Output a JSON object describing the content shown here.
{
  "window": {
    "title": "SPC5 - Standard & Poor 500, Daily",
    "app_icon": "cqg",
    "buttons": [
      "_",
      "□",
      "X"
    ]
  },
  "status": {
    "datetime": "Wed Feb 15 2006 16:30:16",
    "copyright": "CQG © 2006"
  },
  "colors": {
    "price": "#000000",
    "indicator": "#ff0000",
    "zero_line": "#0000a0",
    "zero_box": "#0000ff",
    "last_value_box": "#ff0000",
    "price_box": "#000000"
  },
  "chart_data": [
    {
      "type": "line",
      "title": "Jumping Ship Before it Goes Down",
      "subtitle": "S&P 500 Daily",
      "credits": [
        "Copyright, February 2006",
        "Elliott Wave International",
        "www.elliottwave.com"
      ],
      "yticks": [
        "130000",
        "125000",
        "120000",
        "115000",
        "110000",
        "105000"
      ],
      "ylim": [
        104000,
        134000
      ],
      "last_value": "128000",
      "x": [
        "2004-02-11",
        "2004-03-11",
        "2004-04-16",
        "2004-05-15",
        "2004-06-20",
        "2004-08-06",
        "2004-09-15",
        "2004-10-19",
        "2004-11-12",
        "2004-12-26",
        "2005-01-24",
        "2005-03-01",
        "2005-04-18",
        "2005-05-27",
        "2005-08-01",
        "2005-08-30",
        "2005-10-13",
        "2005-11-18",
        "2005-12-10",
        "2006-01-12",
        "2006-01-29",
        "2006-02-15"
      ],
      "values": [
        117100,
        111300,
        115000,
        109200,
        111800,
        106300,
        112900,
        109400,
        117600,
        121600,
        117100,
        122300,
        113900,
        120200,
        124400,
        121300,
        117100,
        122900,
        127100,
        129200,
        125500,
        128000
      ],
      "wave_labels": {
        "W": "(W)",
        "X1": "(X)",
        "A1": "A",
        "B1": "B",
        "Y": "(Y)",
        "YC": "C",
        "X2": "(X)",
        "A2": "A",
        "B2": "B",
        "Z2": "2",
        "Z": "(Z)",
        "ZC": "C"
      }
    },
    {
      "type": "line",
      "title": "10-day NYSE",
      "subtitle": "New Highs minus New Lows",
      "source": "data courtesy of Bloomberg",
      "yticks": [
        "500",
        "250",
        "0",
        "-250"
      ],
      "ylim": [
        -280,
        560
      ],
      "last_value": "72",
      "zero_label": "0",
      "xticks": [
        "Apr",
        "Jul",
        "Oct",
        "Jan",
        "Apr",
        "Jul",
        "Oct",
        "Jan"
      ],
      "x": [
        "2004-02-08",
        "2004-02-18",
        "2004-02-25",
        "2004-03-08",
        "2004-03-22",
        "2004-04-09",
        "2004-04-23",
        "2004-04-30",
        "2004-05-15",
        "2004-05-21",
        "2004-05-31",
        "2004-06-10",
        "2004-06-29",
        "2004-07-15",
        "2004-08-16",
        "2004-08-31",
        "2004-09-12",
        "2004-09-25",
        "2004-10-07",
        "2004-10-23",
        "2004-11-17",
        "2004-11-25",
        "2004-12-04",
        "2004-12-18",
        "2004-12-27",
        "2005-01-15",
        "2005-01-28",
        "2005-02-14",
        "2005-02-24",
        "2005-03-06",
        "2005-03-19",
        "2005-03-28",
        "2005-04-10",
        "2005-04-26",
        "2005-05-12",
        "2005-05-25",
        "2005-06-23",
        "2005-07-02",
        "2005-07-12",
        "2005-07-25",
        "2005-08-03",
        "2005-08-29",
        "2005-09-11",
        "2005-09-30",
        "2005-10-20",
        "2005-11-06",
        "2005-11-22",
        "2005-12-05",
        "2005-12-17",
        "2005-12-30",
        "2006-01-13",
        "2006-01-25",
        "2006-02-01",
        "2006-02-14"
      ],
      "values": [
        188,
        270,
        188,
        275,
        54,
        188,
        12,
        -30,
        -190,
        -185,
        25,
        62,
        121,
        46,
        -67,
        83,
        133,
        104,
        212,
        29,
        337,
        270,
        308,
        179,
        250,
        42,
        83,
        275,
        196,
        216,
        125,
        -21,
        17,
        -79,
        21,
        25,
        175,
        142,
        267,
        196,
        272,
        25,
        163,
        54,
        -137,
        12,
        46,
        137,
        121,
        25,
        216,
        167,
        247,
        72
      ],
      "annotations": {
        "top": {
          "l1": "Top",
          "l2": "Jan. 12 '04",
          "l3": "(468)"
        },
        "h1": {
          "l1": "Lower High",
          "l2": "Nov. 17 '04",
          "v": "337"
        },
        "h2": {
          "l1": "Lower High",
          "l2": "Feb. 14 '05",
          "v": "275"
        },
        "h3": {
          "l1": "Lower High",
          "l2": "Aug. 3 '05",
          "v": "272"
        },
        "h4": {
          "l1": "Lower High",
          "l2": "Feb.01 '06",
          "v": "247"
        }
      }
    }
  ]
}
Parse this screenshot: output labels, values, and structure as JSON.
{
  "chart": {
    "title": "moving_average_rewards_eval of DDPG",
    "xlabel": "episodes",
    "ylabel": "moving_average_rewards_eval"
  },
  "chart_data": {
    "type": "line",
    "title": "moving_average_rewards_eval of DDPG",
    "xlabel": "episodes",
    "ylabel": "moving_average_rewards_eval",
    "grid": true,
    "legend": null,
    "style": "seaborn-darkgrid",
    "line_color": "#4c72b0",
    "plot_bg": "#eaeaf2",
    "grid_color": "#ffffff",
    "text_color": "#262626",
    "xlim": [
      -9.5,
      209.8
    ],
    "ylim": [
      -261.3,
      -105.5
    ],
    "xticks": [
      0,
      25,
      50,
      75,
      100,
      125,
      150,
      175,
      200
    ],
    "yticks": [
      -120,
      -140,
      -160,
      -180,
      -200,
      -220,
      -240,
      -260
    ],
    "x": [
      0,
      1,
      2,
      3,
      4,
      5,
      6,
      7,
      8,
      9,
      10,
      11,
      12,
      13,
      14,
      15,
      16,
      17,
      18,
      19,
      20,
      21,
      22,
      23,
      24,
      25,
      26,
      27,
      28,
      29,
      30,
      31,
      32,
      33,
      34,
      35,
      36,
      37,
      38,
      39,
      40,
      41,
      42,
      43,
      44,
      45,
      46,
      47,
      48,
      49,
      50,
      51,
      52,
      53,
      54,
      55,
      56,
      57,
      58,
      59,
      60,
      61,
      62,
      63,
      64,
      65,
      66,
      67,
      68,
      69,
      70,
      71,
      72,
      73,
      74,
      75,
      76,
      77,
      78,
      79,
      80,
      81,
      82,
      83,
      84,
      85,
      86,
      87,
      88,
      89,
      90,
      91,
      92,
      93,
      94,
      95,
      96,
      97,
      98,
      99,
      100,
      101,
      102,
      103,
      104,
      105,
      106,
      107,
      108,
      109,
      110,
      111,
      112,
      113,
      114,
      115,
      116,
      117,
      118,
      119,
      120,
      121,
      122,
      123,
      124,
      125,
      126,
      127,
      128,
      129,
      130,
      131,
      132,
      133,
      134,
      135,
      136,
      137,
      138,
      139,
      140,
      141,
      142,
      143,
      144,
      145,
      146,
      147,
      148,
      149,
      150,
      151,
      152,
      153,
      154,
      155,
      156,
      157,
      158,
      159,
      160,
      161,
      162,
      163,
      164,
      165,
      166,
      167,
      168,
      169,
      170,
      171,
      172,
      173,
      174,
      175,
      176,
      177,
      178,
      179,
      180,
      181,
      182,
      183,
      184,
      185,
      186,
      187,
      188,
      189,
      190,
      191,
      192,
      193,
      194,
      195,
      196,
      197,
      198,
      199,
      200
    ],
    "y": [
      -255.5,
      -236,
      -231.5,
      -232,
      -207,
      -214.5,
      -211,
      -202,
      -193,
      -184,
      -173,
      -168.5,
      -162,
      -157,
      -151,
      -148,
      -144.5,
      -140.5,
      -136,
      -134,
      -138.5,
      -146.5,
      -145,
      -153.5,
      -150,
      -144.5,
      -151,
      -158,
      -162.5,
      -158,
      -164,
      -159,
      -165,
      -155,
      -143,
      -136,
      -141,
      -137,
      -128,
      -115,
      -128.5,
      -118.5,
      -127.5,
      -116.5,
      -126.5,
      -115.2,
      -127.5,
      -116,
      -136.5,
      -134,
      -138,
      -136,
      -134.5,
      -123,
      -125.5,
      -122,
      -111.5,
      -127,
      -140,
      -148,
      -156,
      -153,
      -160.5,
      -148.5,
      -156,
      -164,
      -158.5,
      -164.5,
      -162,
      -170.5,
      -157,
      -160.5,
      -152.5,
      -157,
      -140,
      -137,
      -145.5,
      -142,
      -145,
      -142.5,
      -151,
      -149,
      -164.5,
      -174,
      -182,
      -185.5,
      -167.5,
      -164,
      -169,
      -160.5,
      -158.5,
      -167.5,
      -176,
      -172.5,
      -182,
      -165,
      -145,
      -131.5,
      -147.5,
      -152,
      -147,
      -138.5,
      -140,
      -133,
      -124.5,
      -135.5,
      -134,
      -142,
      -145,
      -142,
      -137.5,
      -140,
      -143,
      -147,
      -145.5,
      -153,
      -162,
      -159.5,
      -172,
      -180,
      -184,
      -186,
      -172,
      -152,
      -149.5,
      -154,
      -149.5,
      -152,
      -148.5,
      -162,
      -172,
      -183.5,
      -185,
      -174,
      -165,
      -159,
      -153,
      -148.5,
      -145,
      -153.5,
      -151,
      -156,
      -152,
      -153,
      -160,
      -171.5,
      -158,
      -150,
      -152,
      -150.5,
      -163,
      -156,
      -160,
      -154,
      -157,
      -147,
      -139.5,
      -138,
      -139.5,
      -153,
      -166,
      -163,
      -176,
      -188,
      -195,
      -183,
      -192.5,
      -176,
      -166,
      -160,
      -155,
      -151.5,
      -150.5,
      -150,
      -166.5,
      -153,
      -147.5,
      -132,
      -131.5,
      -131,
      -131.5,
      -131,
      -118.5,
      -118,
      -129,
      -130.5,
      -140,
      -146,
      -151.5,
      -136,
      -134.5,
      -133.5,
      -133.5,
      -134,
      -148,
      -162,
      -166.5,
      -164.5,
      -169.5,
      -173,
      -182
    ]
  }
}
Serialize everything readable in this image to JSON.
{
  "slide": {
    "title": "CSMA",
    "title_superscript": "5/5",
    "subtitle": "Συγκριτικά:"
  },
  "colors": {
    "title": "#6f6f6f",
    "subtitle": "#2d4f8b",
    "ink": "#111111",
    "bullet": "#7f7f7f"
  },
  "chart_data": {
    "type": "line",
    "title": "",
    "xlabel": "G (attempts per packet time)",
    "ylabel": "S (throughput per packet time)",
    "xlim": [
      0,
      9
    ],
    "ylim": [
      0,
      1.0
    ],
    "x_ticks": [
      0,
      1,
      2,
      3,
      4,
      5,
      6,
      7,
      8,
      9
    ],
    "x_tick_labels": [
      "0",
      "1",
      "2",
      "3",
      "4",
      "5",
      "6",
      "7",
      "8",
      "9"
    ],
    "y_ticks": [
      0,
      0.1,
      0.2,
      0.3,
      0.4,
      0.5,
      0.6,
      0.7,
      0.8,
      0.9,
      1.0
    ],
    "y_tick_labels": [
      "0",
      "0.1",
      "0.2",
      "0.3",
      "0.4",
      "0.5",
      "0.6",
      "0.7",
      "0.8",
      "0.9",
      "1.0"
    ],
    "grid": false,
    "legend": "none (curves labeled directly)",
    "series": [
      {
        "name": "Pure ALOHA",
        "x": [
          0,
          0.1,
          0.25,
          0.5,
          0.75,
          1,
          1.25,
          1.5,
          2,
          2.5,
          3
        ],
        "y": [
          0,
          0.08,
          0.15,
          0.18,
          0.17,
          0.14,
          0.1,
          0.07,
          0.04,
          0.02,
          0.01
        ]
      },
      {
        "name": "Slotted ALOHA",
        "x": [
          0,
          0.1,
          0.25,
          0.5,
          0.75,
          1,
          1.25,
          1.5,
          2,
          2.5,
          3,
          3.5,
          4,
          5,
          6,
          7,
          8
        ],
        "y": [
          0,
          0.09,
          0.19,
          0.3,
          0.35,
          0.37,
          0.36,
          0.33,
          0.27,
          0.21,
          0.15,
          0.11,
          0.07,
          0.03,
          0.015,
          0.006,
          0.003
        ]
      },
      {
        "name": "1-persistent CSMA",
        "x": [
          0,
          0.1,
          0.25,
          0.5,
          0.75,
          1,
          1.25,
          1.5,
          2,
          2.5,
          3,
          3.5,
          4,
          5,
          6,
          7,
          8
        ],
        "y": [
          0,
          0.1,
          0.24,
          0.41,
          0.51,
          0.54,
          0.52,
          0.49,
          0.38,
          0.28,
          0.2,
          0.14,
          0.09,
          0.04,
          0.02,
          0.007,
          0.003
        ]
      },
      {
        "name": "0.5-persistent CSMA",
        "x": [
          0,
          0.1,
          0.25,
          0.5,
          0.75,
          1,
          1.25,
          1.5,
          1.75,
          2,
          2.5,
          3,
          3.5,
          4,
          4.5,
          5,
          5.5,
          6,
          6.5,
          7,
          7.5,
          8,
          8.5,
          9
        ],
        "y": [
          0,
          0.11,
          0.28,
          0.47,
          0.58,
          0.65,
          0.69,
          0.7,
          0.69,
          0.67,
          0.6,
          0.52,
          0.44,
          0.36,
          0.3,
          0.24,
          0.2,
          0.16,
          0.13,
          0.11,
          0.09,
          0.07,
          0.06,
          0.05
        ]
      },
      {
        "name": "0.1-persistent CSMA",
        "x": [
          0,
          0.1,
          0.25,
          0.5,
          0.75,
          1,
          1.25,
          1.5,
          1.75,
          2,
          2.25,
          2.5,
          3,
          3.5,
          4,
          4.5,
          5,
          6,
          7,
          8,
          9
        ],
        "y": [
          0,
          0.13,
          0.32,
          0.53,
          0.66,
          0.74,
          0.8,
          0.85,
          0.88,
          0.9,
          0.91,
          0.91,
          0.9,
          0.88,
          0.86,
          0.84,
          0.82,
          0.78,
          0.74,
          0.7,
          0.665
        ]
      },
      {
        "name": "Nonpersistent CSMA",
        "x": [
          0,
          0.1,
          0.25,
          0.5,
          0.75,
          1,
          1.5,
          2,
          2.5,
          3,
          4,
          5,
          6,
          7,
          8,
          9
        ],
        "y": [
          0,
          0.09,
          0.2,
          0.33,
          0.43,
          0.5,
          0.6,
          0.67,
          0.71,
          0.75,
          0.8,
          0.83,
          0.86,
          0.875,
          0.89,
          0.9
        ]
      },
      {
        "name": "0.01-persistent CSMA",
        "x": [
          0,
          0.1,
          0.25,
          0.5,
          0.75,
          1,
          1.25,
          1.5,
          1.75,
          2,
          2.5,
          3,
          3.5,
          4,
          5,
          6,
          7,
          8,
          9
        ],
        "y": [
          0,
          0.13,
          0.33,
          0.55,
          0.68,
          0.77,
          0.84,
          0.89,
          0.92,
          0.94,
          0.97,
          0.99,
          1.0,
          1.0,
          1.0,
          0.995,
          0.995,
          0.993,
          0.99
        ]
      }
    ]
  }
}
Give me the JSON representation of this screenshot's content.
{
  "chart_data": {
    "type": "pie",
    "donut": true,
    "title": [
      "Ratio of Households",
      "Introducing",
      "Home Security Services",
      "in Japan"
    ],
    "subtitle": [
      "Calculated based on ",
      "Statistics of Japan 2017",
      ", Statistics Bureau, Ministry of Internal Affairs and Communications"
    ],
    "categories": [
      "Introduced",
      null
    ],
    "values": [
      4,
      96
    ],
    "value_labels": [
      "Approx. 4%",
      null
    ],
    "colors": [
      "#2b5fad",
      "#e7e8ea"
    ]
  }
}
----
Description of the task. Retype exactly, please, each line from the line that contains "Give me the" through the last line of the entries above, with nothing added.

Complete response.
Give me the JSON representation of this screenshot's content.
{
  "chart_data": {
    "type": "pie",
    "donut": true,
    "title": [
      "Ratio of Households",
      "Introducing",
      "Home Security Services",
      "in Japan"
    ],
    "subtitle": [
      "Calculated based on ",
      "Statistics of Japan 2017",
      ", Statistics Bureau, Ministry of Internal Affairs and Communications"
    ],
    "categories": [
      "Introduced",
      null
    ],
    "values": [
      4,
      96
    ],
    "value_labels": [
      "Approx. 4%",
      null
    ],
    "colors": [
      "#2b5fad",
      "#e7e8ea"
    ]
  }
}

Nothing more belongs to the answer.